> [WHAT THE EXERCISE ASKS]: From the listing below, select every line where the word "bottom" appears.

> [EXERCISE INPUTS]:
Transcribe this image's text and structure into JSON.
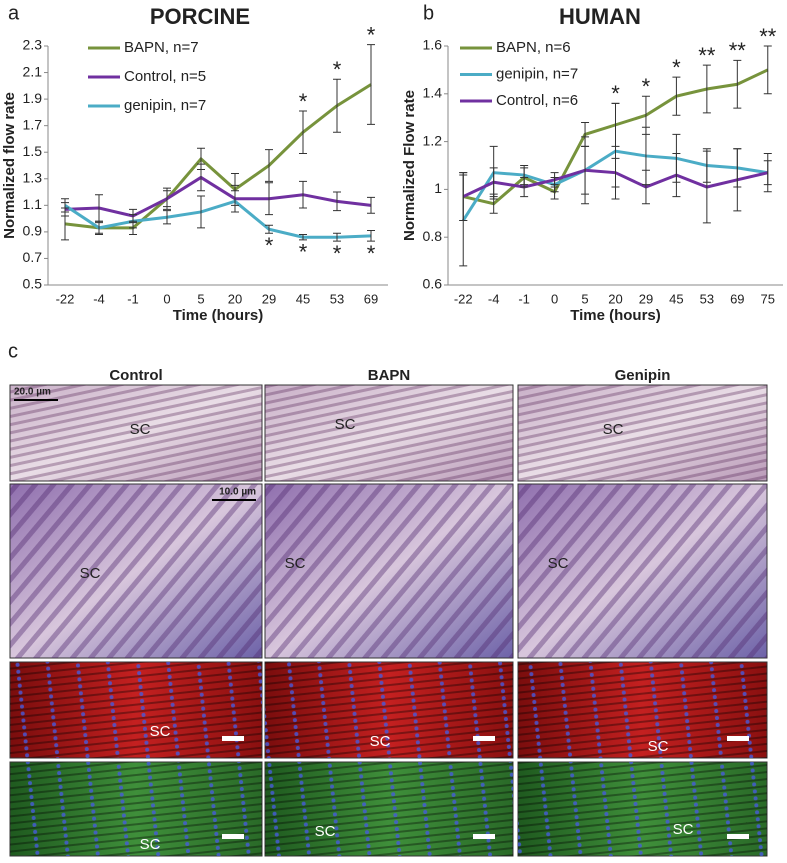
{
  "chart_data": [
    {
      "type": "line",
      "panel_label": "a",
      "title": "PORCINE",
      "x_label": "Time (hours)",
      "y_label": "Normalized flow rate",
      "categories": [
        "-22",
        "-4",
        "-1",
        "0",
        "5",
        "20",
        "29",
        "45",
        "53",
        "69"
      ],
      "ylim": [
        0.5,
        2.3
      ],
      "yticks": [
        0.5,
        0.7,
        0.9,
        1.1,
        1.3,
        1.5,
        1.7,
        1.9,
        2.1,
        2.3
      ],
      "grid": false,
      "series": [
        {
          "name": "BAPN, n=7",
          "color": "#77933c",
          "values": [
            0.96,
            0.93,
            0.93,
            1.15,
            1.45,
            1.22,
            1.4,
            1.65,
            1.85,
            2.01
          ],
          "errors": [
            0.12,
            0.05,
            0.05,
            0.08,
            0.08,
            0.12,
            0.12,
            0.16,
            0.2,
            0.3
          ],
          "significance_position": "above",
          "significance_labels": [
            null,
            null,
            null,
            null,
            null,
            null,
            null,
            "*",
            "*",
            "*"
          ]
        },
        {
          "name": "Control, n=5",
          "color": "#7030a0",
          "values": [
            1.07,
            1.08,
            1.02,
            1.15,
            1.31,
            1.15,
            1.15,
            1.18,
            1.13,
            1.1
          ],
          "errors": [
            0.05,
            0.1,
            0.05,
            0.06,
            0.1,
            0.1,
            0.12,
            0.1,
            0.07,
            0.06
          ]
        },
        {
          "name": "genipin, n=7",
          "color": "#4bacc6",
          "values": [
            1.1,
            0.93,
            0.98,
            1.01,
            1.05,
            1.13,
            0.92,
            0.86,
            0.86,
            0.87
          ],
          "errors": [
            0.05,
            0.04,
            0.05,
            0.05,
            0.12,
            0.08,
            0.03,
            0.02,
            0.03,
            0.04
          ],
          "significance_position": "below",
          "significance_labels": [
            null,
            null,
            null,
            null,
            null,
            null,
            "*",
            "*",
            "*",
            "*"
          ]
        }
      ]
    },
    {
      "type": "line",
      "panel_label": "b",
      "title": "HUMAN",
      "x_label": "Time (hours)",
      "y_label": "Normalized Flow rate",
      "categories": [
        "-22",
        "-4",
        "-1",
        "0",
        "5",
        "20",
        "29",
        "45",
        "53",
        "69",
        "75"
      ],
      "ylim": [
        0.6,
        1.6
      ],
      "yticks": [
        0.6,
        0.8,
        1.0,
        1.2,
        1.4,
        1.6
      ],
      "grid": false,
      "series": [
        {
          "name": "BAPN, n=6",
          "color": "#77933c",
          "values": [
            0.97,
            0.94,
            1.05,
            0.99,
            1.23,
            1.27,
            1.31,
            1.39,
            1.42,
            1.44,
            1.5
          ],
          "errors": [
            0.1,
            0.04,
            0.04,
            0.03,
            0.05,
            0.09,
            0.08,
            0.08,
            0.1,
            0.1,
            0.1
          ],
          "significance_position": "above",
          "significance_labels": [
            null,
            null,
            null,
            null,
            null,
            "*",
            "*",
            "*",
            "**",
            "**",
            "**"
          ]
        },
        {
          "name": "genipin, n=7",
          "color": "#4bacc6",
          "values": [
            0.87,
            1.07,
            1.06,
            1.02,
            1.08,
            1.16,
            1.14,
            1.13,
            1.1,
            1.09,
            1.07
          ],
          "errors": [
            0.19,
            0.11,
            0.04,
            0.03,
            0.14,
            0.2,
            0.12,
            0.1,
            0.07,
            0.08,
            0.08
          ]
        },
        {
          "name": "Control, n=6",
          "color": "#7030a0",
          "values": [
            0.97,
            1.03,
            1.01,
            1.04,
            1.08,
            1.07,
            1.01,
            1.06,
            1.01,
            1.04,
            1.07
          ],
          "errors": [
            0.1,
            0.06,
            0.04,
            0.03,
            0.1,
            0.06,
            0.07,
            0.09,
            0.15,
            0.13,
            0.05
          ]
        }
      ]
    }
  ],
  "figure_c": {
    "panel_label": "c",
    "columns": [
      "Control",
      "BAPN",
      "Genipin"
    ],
    "scale_labels": [
      "20.0 µm",
      "10.0 µm"
    ],
    "region_label": "SC"
  }
}
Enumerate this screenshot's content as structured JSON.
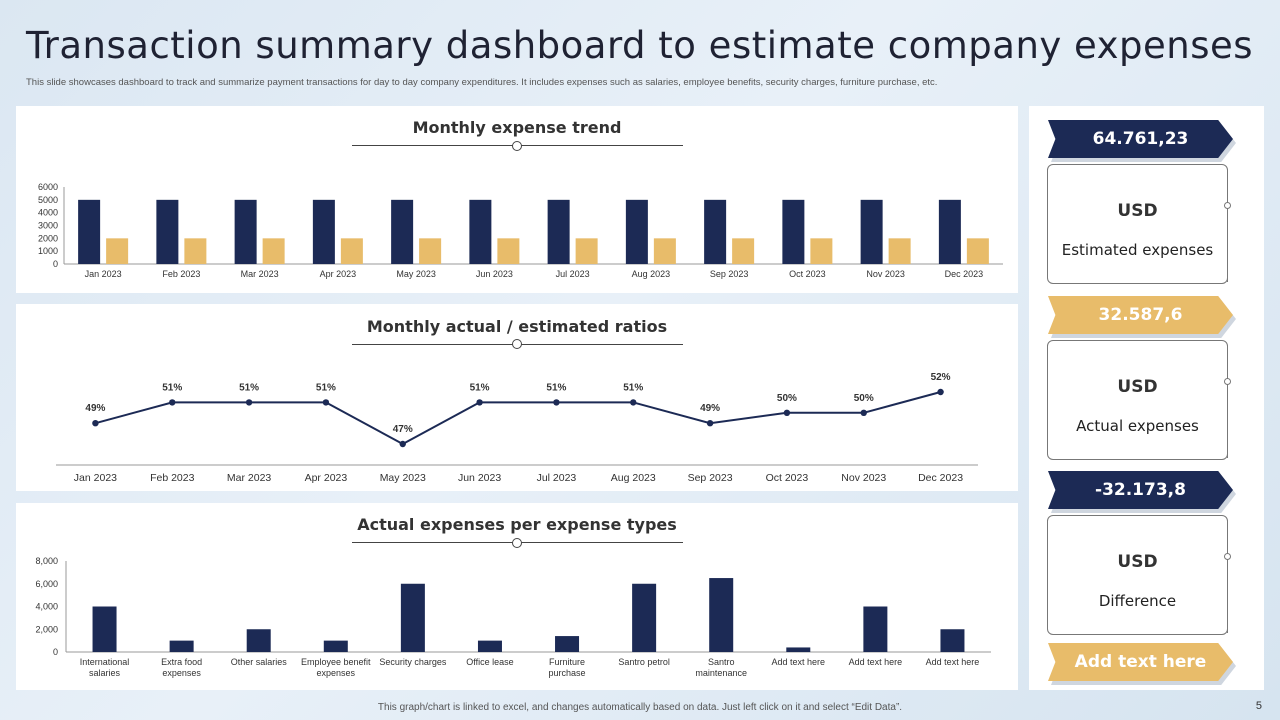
{
  "page": {
    "title": "Transaction summary dashboard to estimate company expenses",
    "subtitle": "This slide showcases dashboard to track and summarize payment transactions for day to day company expenditures. It includes expenses such as salaries, employee benefits, security charges, furniture purchase, etc.",
    "footer": "This graph/chart is linked to excel, and changes automatically based on data. Just left click on it and select “Edit Data”.",
    "page_number": "5"
  },
  "colors": {
    "navy": "#1c2a55",
    "gold": "#e8bc6a"
  },
  "chart_data": [
    {
      "type": "bar",
      "title": "Monthly expense trend",
      "categories": [
        "Jan 2023",
        "Feb 2023",
        "Mar 2023",
        "Apr 2023",
        "May 2023",
        "Jun 2023",
        "Jul 2023",
        "Aug 2023",
        "Sep 2023",
        "Oct 2023",
        "Nov 2023",
        "Dec 2023"
      ],
      "series": [
        {
          "values": [
            5000,
            5000,
            5000,
            5000,
            5000,
            5000,
            5000,
            5000,
            5000,
            5000,
            5000,
            5000
          ],
          "color": "#1c2a55"
        },
        {
          "values": [
            2000,
            2000,
            2000,
            2000,
            2000,
            2000,
            2000,
            2000,
            2000,
            2000,
            2000,
            2000
          ],
          "color": "#e8bc6a"
        }
      ],
      "yticks": [
        "0",
        "1000",
        "2000",
        "3000",
        "4000",
        "5000",
        "6000"
      ],
      "ylim": [
        0,
        6000
      ],
      "grid": false
    },
    {
      "type": "line",
      "title": "Monthly actual / estimated ratios",
      "categories": [
        "Jan 2023",
        "Feb 2023",
        "Mar 2023",
        "Apr 2023",
        "May 2023",
        "Jun 2023",
        "Jul 2023",
        "Aug 2023",
        "Sep 2023",
        "Oct 2023",
        "Nov 2023",
        "Dec 2023"
      ],
      "values": [
        49,
        51,
        51,
        51,
        47,
        51,
        51,
        51,
        49,
        50,
        50,
        52
      ],
      "labels": [
        "49%",
        "51%",
        "51%",
        "51%",
        "47%",
        "51%",
        "51%",
        "51%",
        "49%",
        "50%",
        "50%",
        "52%"
      ],
      "color": "#1c2a55"
    },
    {
      "type": "bar",
      "title": "Actual expenses per expense types",
      "categories": [
        [
          "International",
          "salaries"
        ],
        [
          "Extra food",
          "expenses"
        ],
        [
          "Other salaries"
        ],
        [
          "Employee benefit",
          "expenses"
        ],
        [
          "Security charges"
        ],
        [
          "Office lease"
        ],
        [
          "Furniture",
          "purchase"
        ],
        [
          "Santro petrol"
        ],
        [
          "Santro",
          "maintenance"
        ],
        [
          "Add text here"
        ],
        [
          "Add text here"
        ],
        [
          "Add text here"
        ]
      ],
      "values": [
        4000,
        1000,
        2000,
        1000,
        6000,
        1000,
        1400,
        6000,
        6500,
        400,
        4000,
        2000
      ],
      "yticks": [
        "0",
        "2,000",
        "4,000",
        "6,000",
        "8,000"
      ],
      "ylim": [
        0,
        8000
      ],
      "color": "#1c2a55"
    }
  ],
  "kpis": [
    {
      "value": "64.761,23",
      "currency": "USD",
      "label": "Estimated expenses",
      "style": "navy"
    },
    {
      "value": "32.587,6",
      "currency": "USD",
      "label": "Actual expenses",
      "style": "gold"
    },
    {
      "value": "-32.173,8",
      "currency": "USD",
      "label": "Difference",
      "style": "navy"
    }
  ],
  "add_text_button": "Add text here"
}
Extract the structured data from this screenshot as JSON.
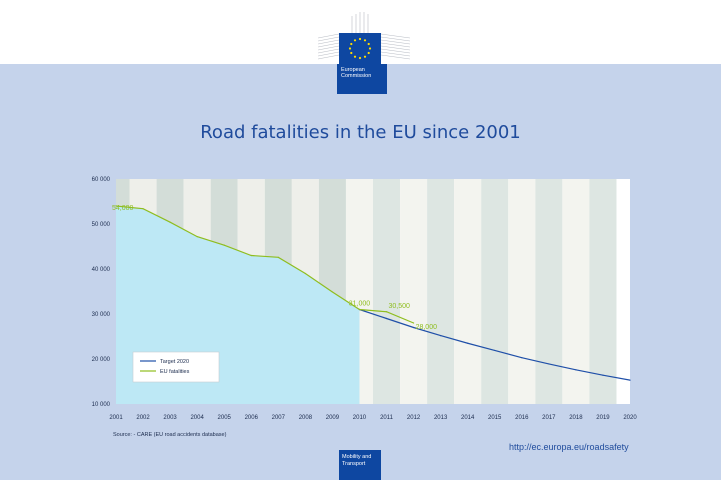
{
  "header": {
    "org_line1": "European",
    "org_line2": "Commission"
  },
  "chart_data": {
    "type": "line",
    "title": "Road fatalities in the EU since 2001",
    "xlabel": "",
    "ylabel": "",
    "x": [
      2001,
      2002,
      2003,
      2004,
      2005,
      2006,
      2007,
      2008,
      2009,
      2010,
      2011,
      2012,
      2013,
      2014,
      2015,
      2016,
      2017,
      2018,
      2019,
      2020
    ],
    "ylim": [
      10000,
      60000
    ],
    "yticks": [
      "10 000",
      "20 000",
      "30 000",
      "40 000",
      "50 000",
      "60 000"
    ],
    "series": [
      {
        "name": "Target 2020",
        "color": "#1f4fa8",
        "x": [
          2010,
          2011,
          2012,
          2013,
          2014,
          2015,
          2016,
          2017,
          2018,
          2019,
          2020
        ],
        "values": [
          31000,
          29000,
          27000,
          25200,
          23500,
          21900,
          20300,
          18900,
          17600,
          16400,
          15300
        ]
      },
      {
        "name": "EU fatalities",
        "color": "#8fbd1f",
        "x": [
          2001,
          2002,
          2003,
          2004,
          2005,
          2006,
          2007,
          2008,
          2009,
          2010,
          2011,
          2012
        ],
        "values": [
          54000,
          53400,
          50400,
          47200,
          45300,
          43000,
          42600,
          39000,
          34900,
          31000,
          30500,
          28000
        ]
      }
    ],
    "annotations": [
      {
        "x": 2001,
        "y": 54000,
        "text": "54,000"
      },
      {
        "x": 2010,
        "y": 31000,
        "text": "31,000"
      },
      {
        "x": 2011,
        "y": 30500,
        "text": "30,500"
      },
      {
        "x": 2012,
        "y": 28000,
        "text": "28,000"
      }
    ],
    "legend": "bottom-left",
    "source": "Source: - CARE (EU road accidents database)"
  },
  "footer": {
    "url": "http://ec.europa.eu/roadsafety",
    "dg_line1": "Mobility and",
    "dg_line2": "Transport"
  },
  "colors": {
    "background": "#c5d3eb",
    "area_fill": "#bde8f5",
    "brand_blue": "#0e47a1",
    "title_blue": "#1f4b9c"
  }
}
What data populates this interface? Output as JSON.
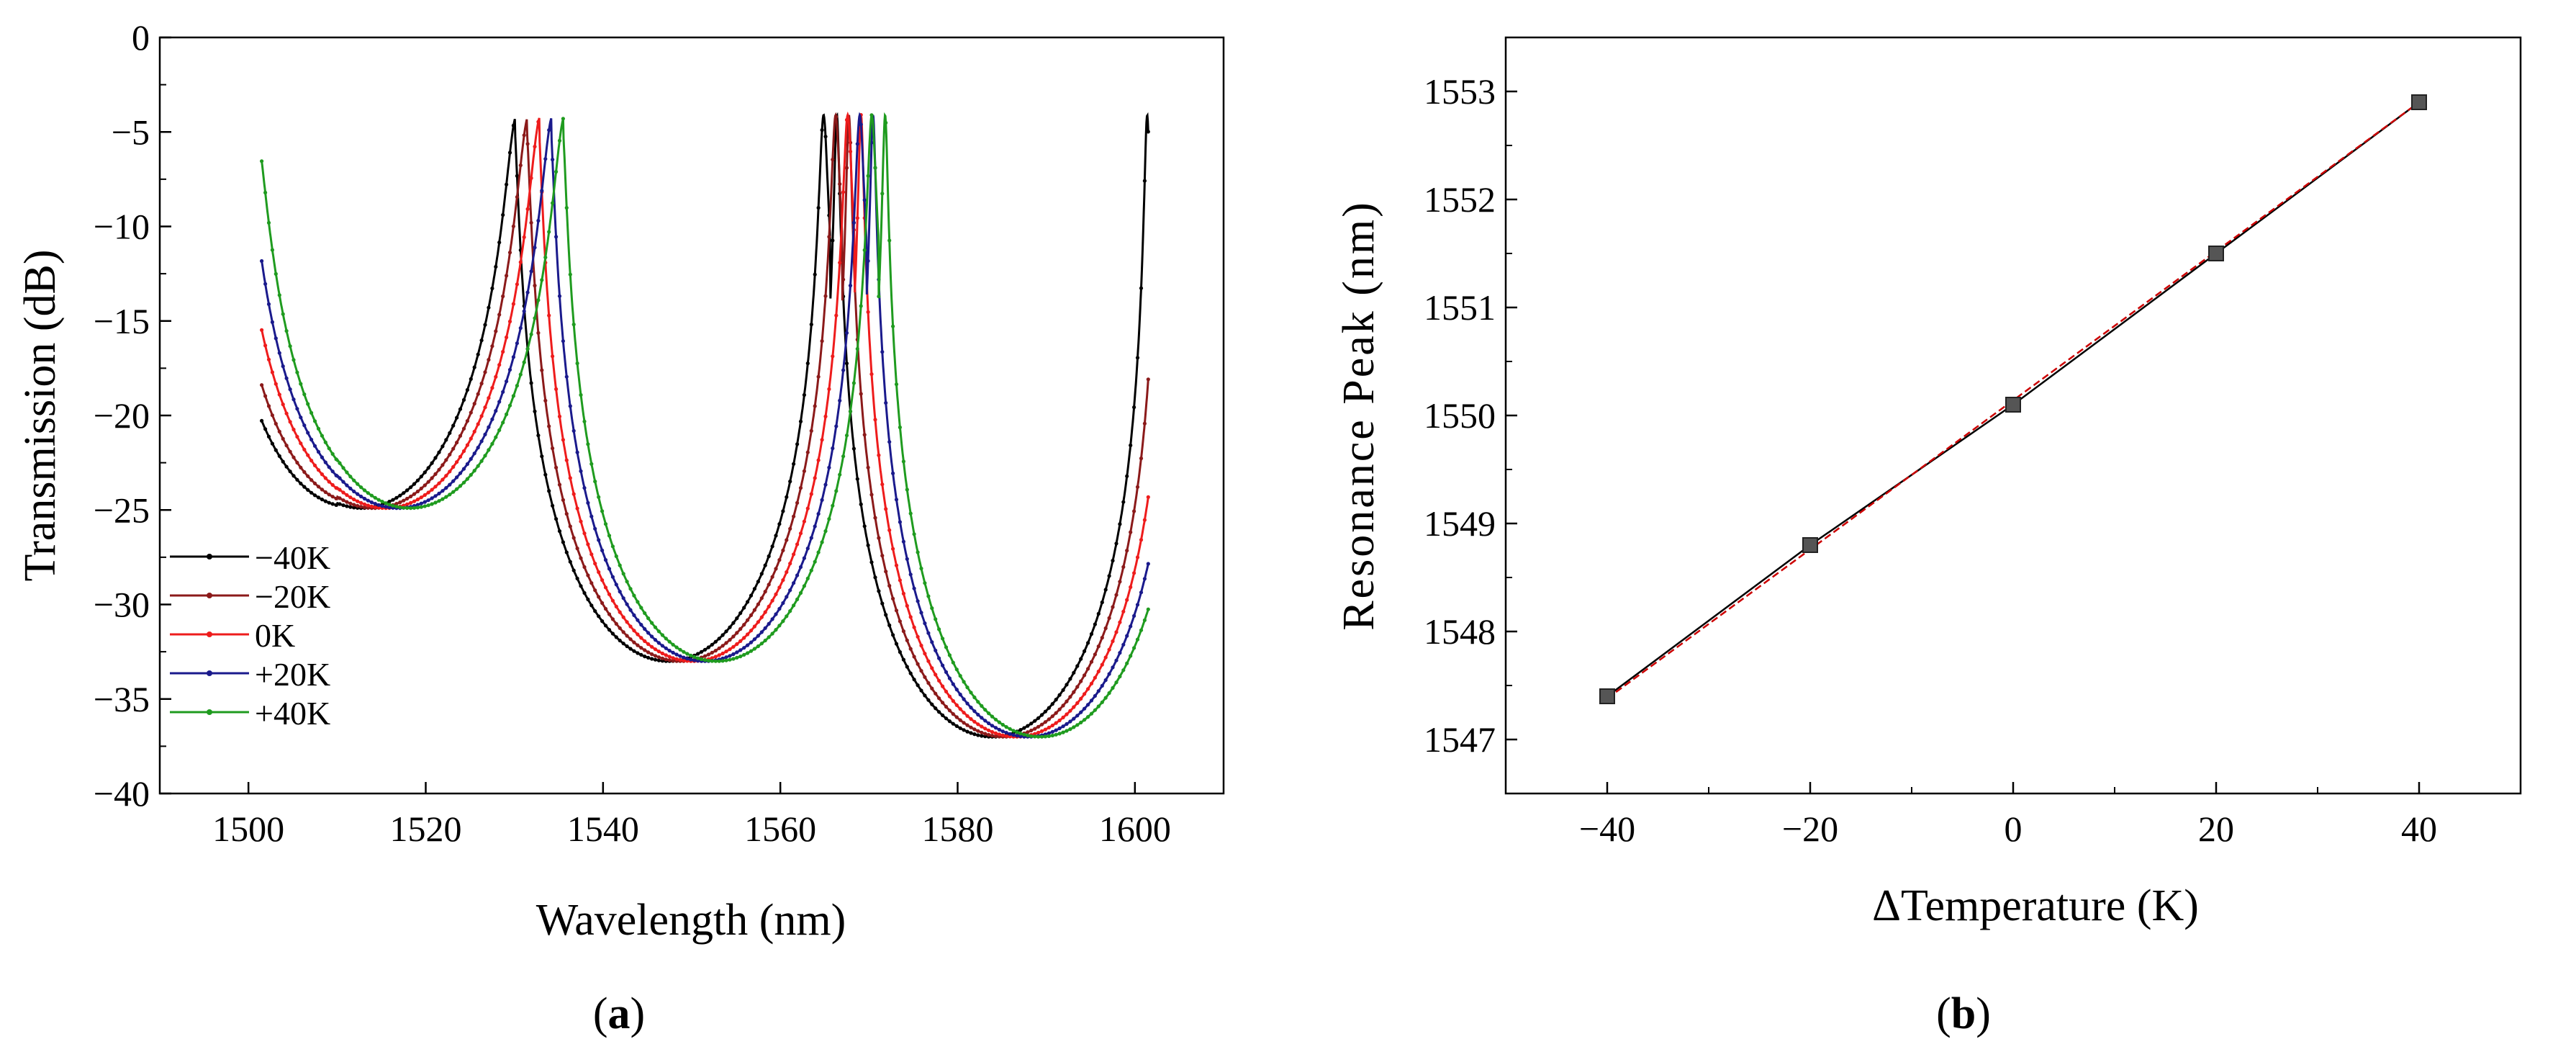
{
  "figure": {
    "panel_a_label_prefix": "(",
    "panel_a_letter": "a",
    "panel_a_label_suffix": ")",
    "panel_b_label_prefix": "(",
    "panel_b_letter": "b",
    "panel_b_label_suffix": ")"
  },
  "chart_data": [
    {
      "type": "line",
      "panel": "a",
      "title": "",
      "xlabel": "Wavelength (nm)",
      "ylabel": "Transmission (dB)",
      "xlim": [
        1490,
        1610
      ],
      "ylim": [
        -40,
        0
      ],
      "xticks": [
        1500,
        1520,
        1540,
        1560,
        1580,
        1600
      ],
      "yticks": [
        0,
        -5,
        -10,
        -15,
        -20,
        -25,
        -30,
        -35,
        -40
      ],
      "grid": false,
      "legend_position": "bottom-left",
      "model": {
        "x_range": [
          1501.5,
          1601.5
        ],
        "peak_min": -4.1,
        "dips": [
          {
            "center_at_0K": 1515.5,
            "depth": -24.9,
            "width": 2.6
          },
          {
            "center_at_0K": 1550.1,
            "depth": -33.0,
            "width": 2.5
          },
          {
            "center_at_0K": 1586.6,
            "depth": -37.0,
            "width": 2.5
          }
        ],
        "shift_nm_per_K": 0.068
      },
      "series": [
        {
          "name": "−40K",
          "delta_T": -40,
          "color": "#000000"
        },
        {
          "name": "−20K",
          "delta_T": -20,
          "color": "#8b1a1a"
        },
        {
          "name": "0K",
          "delta_T": 0,
          "color": "#ee1c1c"
        },
        {
          "name": "+20K",
          "delta_T": 20,
          "color": "#1a1a8c"
        },
        {
          "name": "+40K",
          "delta_T": 40,
          "color": "#1f9b1f"
        }
      ]
    },
    {
      "type": "scatter",
      "panel": "b",
      "title": "",
      "xlabel": "ΔTemperature (K)",
      "ylabel": "Resonance Peak  (nm)",
      "xlim": [
        -50,
        50
      ],
      "ylim": [
        1546.5,
        1553.5
      ],
      "xticks": [
        -40,
        -20,
        0,
        20,
        40
      ],
      "yticks": [
        1547,
        1548,
        1549,
        1550,
        1551,
        1552,
        1553
      ],
      "grid": false,
      "x": [
        -40,
        -20,
        0,
        20,
        40
      ],
      "y": [
        1547.4,
        1548.8,
        1550.1,
        1551.5,
        1552.9
      ],
      "fit": {
        "slope": 0.069,
        "intercept": 1550.14,
        "color": "#cc0000"
      },
      "line_color": "#000000",
      "marker_color": "#555555"
    }
  ]
}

> [OUTPUT BELOW]:
    "legend": "bottom-left",
      "legend_position": "bottom-left",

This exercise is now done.